Begin MATERIAL FOR THIS EXERCISE

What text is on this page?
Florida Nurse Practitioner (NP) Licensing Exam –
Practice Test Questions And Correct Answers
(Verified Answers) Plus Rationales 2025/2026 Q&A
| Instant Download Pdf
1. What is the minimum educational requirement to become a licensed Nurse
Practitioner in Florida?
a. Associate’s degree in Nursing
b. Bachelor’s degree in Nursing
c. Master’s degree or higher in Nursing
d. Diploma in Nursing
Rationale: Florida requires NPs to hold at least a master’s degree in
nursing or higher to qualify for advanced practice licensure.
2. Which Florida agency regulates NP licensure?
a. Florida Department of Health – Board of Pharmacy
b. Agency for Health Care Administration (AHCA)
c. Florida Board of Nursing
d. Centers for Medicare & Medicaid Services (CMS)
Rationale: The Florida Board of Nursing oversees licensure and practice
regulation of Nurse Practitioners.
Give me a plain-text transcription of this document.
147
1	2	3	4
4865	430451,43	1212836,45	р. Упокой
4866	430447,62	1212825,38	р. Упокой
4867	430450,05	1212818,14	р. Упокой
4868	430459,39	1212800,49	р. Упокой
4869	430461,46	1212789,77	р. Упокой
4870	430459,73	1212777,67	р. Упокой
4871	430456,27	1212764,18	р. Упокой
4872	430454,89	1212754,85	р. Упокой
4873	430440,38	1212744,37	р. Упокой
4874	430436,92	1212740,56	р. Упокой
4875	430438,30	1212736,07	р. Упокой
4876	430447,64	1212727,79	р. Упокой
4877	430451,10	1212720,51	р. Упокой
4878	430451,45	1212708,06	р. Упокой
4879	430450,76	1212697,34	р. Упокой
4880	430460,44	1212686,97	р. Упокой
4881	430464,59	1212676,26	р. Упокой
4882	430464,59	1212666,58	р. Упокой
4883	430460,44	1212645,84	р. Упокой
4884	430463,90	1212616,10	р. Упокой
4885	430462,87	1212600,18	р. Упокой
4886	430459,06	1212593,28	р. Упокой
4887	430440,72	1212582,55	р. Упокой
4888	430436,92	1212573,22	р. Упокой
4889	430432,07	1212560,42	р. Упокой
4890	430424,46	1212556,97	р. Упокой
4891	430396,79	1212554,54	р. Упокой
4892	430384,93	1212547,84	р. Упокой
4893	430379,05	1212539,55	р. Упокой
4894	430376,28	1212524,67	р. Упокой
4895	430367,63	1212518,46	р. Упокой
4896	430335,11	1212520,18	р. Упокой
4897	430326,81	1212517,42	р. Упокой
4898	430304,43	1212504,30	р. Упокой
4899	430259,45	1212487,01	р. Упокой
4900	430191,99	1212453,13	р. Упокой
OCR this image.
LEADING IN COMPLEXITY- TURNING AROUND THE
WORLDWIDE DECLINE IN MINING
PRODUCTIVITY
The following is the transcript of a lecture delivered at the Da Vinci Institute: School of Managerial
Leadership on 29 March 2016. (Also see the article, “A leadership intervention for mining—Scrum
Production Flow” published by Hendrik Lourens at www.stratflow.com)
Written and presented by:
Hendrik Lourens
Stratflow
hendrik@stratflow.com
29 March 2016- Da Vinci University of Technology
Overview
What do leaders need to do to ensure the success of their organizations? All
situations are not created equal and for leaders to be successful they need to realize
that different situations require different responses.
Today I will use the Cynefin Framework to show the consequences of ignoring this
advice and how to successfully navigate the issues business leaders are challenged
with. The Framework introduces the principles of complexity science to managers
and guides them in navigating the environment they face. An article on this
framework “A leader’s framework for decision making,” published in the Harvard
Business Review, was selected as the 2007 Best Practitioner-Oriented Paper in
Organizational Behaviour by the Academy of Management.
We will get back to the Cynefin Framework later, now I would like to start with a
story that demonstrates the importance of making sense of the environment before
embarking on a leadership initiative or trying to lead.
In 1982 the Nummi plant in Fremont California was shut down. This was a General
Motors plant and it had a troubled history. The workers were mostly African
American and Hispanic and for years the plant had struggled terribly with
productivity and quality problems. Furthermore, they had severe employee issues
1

End MATERIAL FOR THIS EXERCISE

→ **OBJECTIVE**:
Return every line holding the word "higher" from the records.

→ **CORRECT ANSWER**:
c. Master’s degree or higher in Nursing
nursing or higher to qualify for advanced practice licensure.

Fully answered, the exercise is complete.